Article
★ ★ ★
For some, being introverted is almost synonymous with being socially awkward.
Typecast as being reserved, quiet, and introspective, it’s precisely these characteristics that make introverts amazing communicators and even better at empathizing and relating with others.
Introverts have innate qualities and abilities that help them navigate social situations and truly connect with the people they interact with.
They may not be the most forward communicators but they truly shine in understanding people and empathizing with others because of the following characteristics:
1) Introverts Really Listen
Communication is a two-way street, and responding to someone isn’t the only way to let them know that they’re being heard loud and clear.
The introvert’s proclivity to slowness makes it easier for them to be mindful of what the other person is saying and really pay attention to the information they’re receiving: whether it’s body language or actual verbal information.
Because they feel comfortable with the slowness, they don’t feel the pressure to respond.
Where other people would be quick to give advice, introverts really listen instead of filling the silence with words. Introverts are comfortable sitting in silence.
To them, listening is as natural as breathing.
What’s more, introverts listen not just with their ears but also their eyes.
They’re able to take in changes in their conversational partner’s demeanor, allowing them to adjust and respond authentically.
2) They Know How To Keep Secrets
Introverts don’t have to be told that certain information should be kept secret because they treat private conversations as sacred.
As inherently private people, they value their own personal bubble and selectively express themselves more openly to people they truly trust.
This kind of sensibility lends a particular lens through which they interact with others.
When someone opens up to them, they have a natural tendency to assume that this information is for them alone.
It’s easier for introverts to empathize with vulnerability, and so secrets are much easier to keep.
Similarly, introverts are able to empathize with the embarrassment and betrayal that come with having a secret revealed.
Not wanting to have others experience this, they make it a point to keep their word and keep people’s secrets.
3) They’re Adept Problem Solvers
Introverts have naturally slow effects that often translate to more consideration and a natural tendency for strategizing.
When in the middle of a heated argument, they don’t ride the wave of anger or anxiety and let their kneejerk reactions take over.
That’s not to say that introverts are robots who never get frustrated or angry.
It’s more so that they don’t act on the very first thing that pops into their head.
They have a built-in filter that sieves through the less polite thoughts.
Equipped with empathy, they sift through those thoughts to form better arguments and drive their point home, and not at the expense of someone else.
Introverts are potentially better communicators because they see social roadblocks as opportunities for creative puzzle-solving.
When dealing with problems at work or in their personal relationships, they tap into their careful parts and thoughtfully consider a way through.
4) They Thrive In Deep Conversations
There’s a recurring myth that introverts are socially awkward.
On the contrary, introverts make amazing conversationalists because curiosity comes easily to them.
Once engaged, they are likelier to dig deeper about you than anyone else in the room.
★ ★ ★
Given material
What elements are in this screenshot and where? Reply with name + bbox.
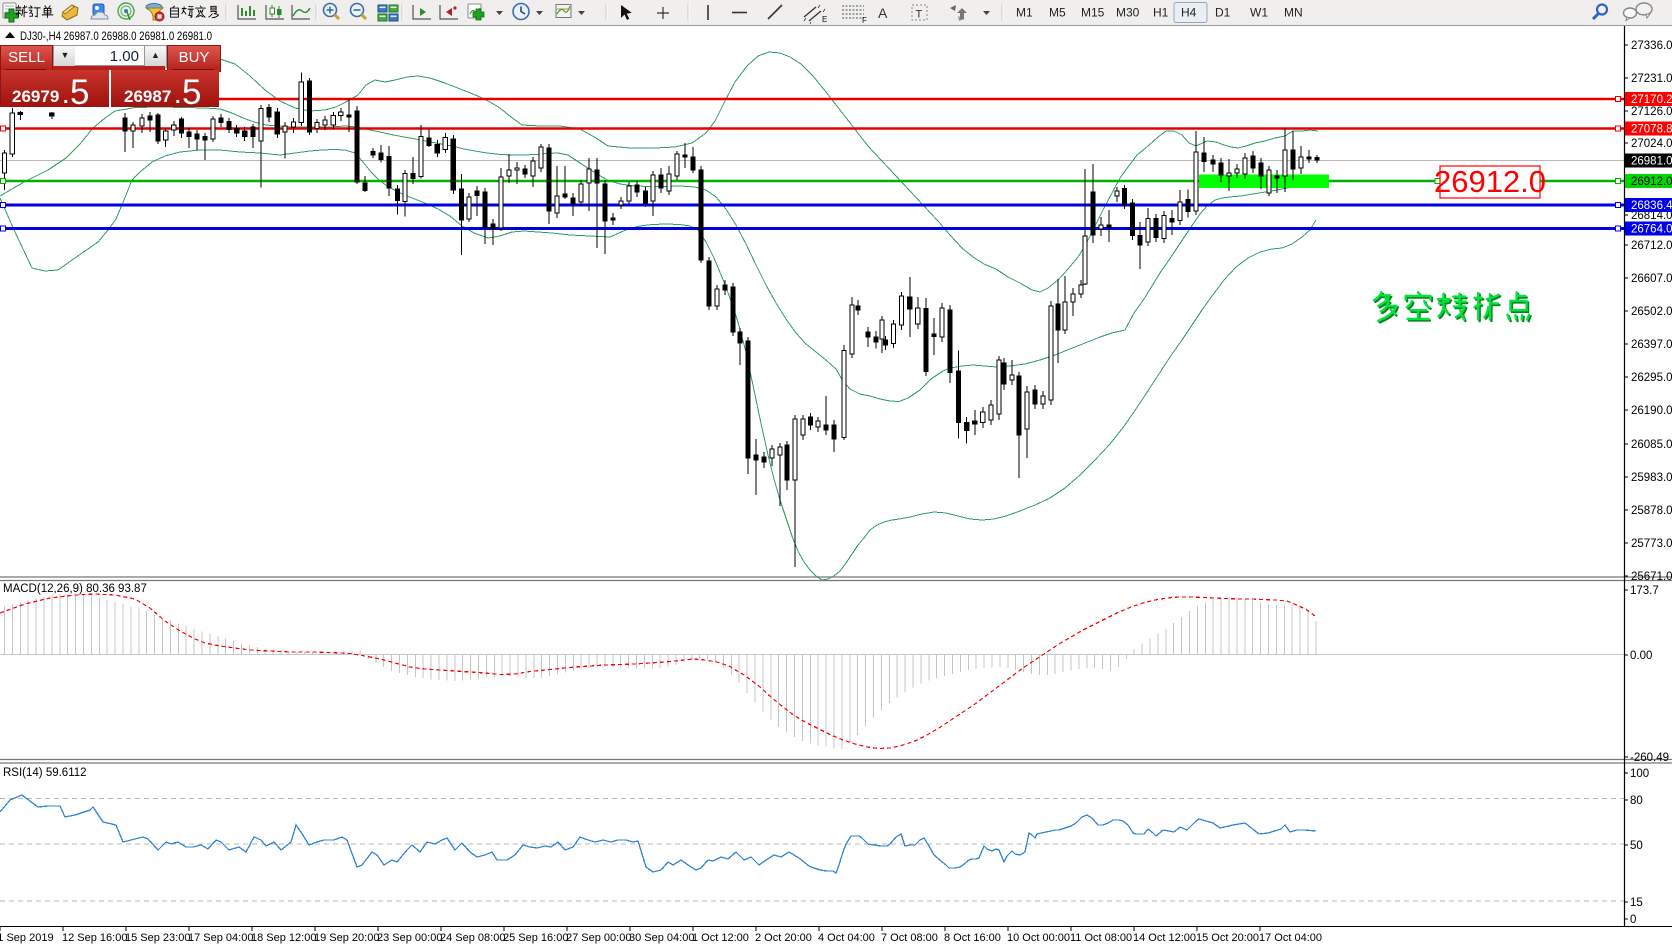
★ ★ ★
What is asked
Please answer from the introverts article: besides their ears, what do introverts listen with?

Expected answer
Their eyes.